Begin
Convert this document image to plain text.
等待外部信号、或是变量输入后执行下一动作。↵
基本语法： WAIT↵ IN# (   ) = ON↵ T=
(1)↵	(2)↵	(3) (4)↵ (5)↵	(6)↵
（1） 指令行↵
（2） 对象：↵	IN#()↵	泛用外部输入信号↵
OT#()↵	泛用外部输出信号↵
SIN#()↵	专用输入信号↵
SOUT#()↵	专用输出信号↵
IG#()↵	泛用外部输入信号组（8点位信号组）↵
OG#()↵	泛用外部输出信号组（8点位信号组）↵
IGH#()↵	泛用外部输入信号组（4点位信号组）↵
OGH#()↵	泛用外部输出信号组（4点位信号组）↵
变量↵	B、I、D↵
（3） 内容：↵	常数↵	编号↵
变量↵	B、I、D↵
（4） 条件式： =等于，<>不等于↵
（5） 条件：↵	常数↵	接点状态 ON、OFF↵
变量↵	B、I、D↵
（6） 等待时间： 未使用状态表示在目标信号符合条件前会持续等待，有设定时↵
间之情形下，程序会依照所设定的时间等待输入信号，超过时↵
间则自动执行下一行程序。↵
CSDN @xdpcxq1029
End
## EXERCISE BRIEF
Emit the records above again, exactly, with no line skipped.

## RESULT OF THE TASK
Convert this document image to plain text.
等待外部信号、或是变量输入后执行下一动作。↵
基本语法： WAIT↵ IN# (   ) = ON↵ T=
(1)↵	(2)↵	(3) (4)↵ (5)↵	(6)↵
（1） 指令行↵
（2） 对象：↵	IN#()↵	泛用外部输入信号↵
OT#()↵	泛用外部输出信号↵
SIN#()↵	专用输入信号↵
SOUT#()↵	专用输出信号↵
IG#()↵	泛用外部输入信号组（8点位信号组）↵
OG#()↵	泛用外部输出信号组（8点位信号组）↵
IGH#()↵	泛用外部输入信号组（4点位信号组）↵
OGH#()↵	泛用外部输出信号组（4点位信号组）↵
变量↵	B、I、D↵
（3） 内容：↵	常数↵	编号↵
变量↵	B、I、D↵
（4） 条件式： =等于，<>不等于↵
（5） 条件：↵	常数↵	接点状态 ON、OFF↵
变量↵	B、I、D↵
（6） 等待时间： 未使用状态表示在目标信号符合条件前会持续等待，有设定时↵
间之情形下，程序会依照所设定的时间等待输入信号，超过时↵
间则自动执行下一行程序。↵
CSDN @xdpcxq1029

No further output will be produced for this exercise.